Check your understanding ▸
A) Answer these questions using the text on SQLite datetime values:
(i) What character is at the end of the stored value that shows it was saved as UTC?
(ii) To what value is the DateTime.Kind property set on the retrieved date?
(iii) Which libraries return the date in local time?
B) Copy the passage of the text on SQLite datetime values starting with "Table.DateTimeColumn = DateTime.UtcNow;" and going on through "saved as UTC.", swapping "correctly stored" for "properly stored".

Exercise text ▸
********

I have a SQLite table with a datetime column.  In my C# code I set this tables datetime column via LINQ with a UTC datetime value.  

Table.DateTimeColumn = DateTime.UtcNow;

The data gets correctly stored in the SQLite database with a Z at the end of which tells me it is saved as UTC. 

The problem comes in when I retrieve the date from the database via another LINQ query.  In this case the DateTime comes out of the database automatically converted to local time.  Even worse, the DateTime.Kind property is set to "Unspecified" so in code I have no way of knowing whether the time is in UTC or not.  

SQLServer, and the DevArt dotconnect for SQLite software, return the UTC date correctly; however, the System.Data.SQLite libraries return this in local time.  I'm wondering if this is as simple as your library specifying the DateTime.Kind.

********

(Data entries)

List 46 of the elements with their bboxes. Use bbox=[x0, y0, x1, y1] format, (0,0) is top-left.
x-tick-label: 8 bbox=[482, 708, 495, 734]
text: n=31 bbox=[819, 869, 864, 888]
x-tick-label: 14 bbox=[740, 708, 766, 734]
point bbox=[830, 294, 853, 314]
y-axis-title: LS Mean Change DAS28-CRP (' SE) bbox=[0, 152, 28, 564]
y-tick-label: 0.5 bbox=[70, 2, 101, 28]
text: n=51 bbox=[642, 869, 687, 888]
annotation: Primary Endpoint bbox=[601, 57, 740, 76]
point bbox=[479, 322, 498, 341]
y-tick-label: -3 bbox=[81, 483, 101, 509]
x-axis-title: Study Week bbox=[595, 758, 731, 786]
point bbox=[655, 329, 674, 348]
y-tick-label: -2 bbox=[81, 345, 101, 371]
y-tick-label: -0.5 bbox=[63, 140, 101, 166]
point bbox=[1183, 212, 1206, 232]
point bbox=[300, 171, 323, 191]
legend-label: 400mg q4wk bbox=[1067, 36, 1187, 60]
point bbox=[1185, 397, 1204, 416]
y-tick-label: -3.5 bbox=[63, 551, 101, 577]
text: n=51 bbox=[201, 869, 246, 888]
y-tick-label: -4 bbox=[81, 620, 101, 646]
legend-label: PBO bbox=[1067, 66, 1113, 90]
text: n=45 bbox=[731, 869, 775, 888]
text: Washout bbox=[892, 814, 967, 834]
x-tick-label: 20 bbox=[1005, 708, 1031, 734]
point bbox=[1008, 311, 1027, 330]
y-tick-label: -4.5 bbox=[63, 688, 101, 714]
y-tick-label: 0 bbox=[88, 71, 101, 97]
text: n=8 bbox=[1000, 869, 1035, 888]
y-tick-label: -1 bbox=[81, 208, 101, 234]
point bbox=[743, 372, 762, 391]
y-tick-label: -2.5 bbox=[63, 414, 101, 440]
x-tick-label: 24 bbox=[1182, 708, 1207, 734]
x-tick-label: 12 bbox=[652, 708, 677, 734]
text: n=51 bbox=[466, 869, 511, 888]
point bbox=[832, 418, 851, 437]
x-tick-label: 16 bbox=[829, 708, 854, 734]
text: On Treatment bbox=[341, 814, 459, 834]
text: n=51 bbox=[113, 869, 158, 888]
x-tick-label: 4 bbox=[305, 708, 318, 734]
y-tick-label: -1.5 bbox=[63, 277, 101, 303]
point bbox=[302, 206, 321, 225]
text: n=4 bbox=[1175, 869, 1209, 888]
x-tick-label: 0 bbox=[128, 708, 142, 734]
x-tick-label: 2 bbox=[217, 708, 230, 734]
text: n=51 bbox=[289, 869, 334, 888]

********

Answers to the exercise ▸
A)
(i) A Z
(ii) "Unspecified"
(iii) The System.Data.SQLite libraries

B)
Table.DateTimeColumn = DateTime.UtcNow;

The data gets properly stored in the SQLite database with a Z at the end of which tells me it is saved as UTC.